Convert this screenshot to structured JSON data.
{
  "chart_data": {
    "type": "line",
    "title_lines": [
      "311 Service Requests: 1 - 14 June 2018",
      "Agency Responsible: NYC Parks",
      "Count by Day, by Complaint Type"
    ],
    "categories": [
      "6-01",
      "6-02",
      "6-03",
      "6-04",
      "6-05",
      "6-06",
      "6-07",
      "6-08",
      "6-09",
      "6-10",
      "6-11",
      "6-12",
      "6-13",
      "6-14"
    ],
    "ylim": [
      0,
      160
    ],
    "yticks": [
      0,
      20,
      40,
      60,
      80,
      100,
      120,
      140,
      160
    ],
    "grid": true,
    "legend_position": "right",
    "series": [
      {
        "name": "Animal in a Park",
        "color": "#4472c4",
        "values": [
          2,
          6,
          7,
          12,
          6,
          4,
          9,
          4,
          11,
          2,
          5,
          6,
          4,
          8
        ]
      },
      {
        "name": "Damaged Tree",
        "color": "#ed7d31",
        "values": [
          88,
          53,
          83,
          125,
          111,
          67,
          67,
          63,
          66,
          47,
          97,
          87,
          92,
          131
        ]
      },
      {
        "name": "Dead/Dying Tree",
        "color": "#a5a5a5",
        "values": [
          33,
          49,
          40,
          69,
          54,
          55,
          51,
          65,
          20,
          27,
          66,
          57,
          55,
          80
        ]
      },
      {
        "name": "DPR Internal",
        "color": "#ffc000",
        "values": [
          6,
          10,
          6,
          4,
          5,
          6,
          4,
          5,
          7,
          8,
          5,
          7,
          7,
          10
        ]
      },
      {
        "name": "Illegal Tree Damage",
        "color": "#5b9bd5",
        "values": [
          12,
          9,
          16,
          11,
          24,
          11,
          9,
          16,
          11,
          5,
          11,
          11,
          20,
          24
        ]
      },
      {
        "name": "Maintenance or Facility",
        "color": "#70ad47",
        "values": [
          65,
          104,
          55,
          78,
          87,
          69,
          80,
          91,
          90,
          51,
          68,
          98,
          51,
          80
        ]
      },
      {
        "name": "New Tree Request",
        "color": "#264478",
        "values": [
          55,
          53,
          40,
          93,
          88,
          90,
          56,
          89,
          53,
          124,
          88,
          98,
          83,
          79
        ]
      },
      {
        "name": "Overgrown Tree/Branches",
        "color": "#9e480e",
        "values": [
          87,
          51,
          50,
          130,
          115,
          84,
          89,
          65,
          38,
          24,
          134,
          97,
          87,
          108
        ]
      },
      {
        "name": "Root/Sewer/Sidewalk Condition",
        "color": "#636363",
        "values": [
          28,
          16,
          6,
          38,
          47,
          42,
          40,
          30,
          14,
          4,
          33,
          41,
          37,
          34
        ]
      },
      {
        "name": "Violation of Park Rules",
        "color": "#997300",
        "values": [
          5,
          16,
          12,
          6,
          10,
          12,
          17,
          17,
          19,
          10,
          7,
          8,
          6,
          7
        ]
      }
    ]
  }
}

---+---

Your task is to return the full listing exactly as it was given.

#### FINISHED TASK
Convert this screenshot to structured JSON data.
{
  "chart_data": {
    "type": "line",
    "title_lines": [
      "311 Service Requests: 1 - 14 June 2018",
      "Agency Responsible: NYC Parks",
      "Count by Day, by Complaint Type"
    ],
    "categories": [
      "6-01",
      "6-02",
      "6-03",
      "6-04",
      "6-05",
      "6-06",
      "6-07",
      "6-08",
      "6-09",
      "6-10",
      "6-11",
      "6-12",
      "6-13",
      "6-14"
    ],
    "ylim": [
      0,
      160
    ],
    "yticks": [
      0,
      20,
      40,
      60,
      80,
      100,
      120,
      140,
      160
    ],
    "grid": true,
    "legend_position": "right",
    "series": [
      {
        "name": "Animal in a Park",
        "color": "#4472c4",
        "values": [
          2,
          6,
          7,
          12,
          6,
          4,
          9,
          4,
          11,
          2,
          5,
          6,
          4,
          8
        ]
      },
      {
        "name": "Damaged Tree",
        "color": "#ed7d31",
        "values": [
          88,
          53,
          83,
          125,
          111,
          67,
          67,
          63,
          66,
          47,
          97,
          87,
          92,
          131
        ]
      },
      {
        "name": "Dead/Dying Tree",
        "color": "#a5a5a5",
        "values": [
          33,
          49,
          40,
          69,
          54,
          55,
          51,
          65,
          20,
          27,
          66,
          57,
          55,
          80
        ]
      },
      {
        "name": "DPR Internal",
        "color": "#ffc000",
        "values": [
          6,
          10,
          6,
          4,
          5,
          6,
          4,
          5,
          7,
          8,
          5,
          7,
          7,
          10
        ]
      },
      {
        "name": "Illegal Tree Damage",
        "color": "#5b9bd5",
        "values": [
          12,
          9,
          16,
          11,
          24,
          11,
          9,
          16,
          11,
          5,
          11,
          11,
          20,
          24
        ]
      },
      {
        "name": "Maintenance or Facility",
        "color": "#70ad47",
        "values": [
          65,
          104,
          55,
          78,
          87,
          69,
          80,
          91,
          90,
          51,
          68,
          98,
          51,
          80
        ]
      },
      {
        "name": "New Tree Request",
        "color": "#264478",
        "values": [
          55,
          53,
          40,
          93,
          88,
          90,
          56,
          89,
          53,
          124,
          88,
          98,
          83,
          79
        ]
      },
      {
        "name": "Overgrown Tree/Branches",
        "color": "#9e480e",
        "values": [
          87,
          51,
          50,
          130,
          115,
          84,
          89,
          65,
          38,
          24,
          134,
          97,
          87,
          108
        ]
      },
      {
        "name": "Root/Sewer/Sidewalk Condition",
        "color": "#636363",
        "values": [
          28,
          16,
          6,
          38,
          47,
          42,
          40,
          30,
          14,
          4,
          33,
          41,
          37,
          34
        ]
      },
      {
        "name": "Violation of Park Rules",
        "color": "#997300",
        "values": [
          5,
          16,
          12,
          6,
          10,
          12,
          17,
          17,
          19,
          10,
          7,
          8,
          6,
          7
        ]
      }
    ]
  }
}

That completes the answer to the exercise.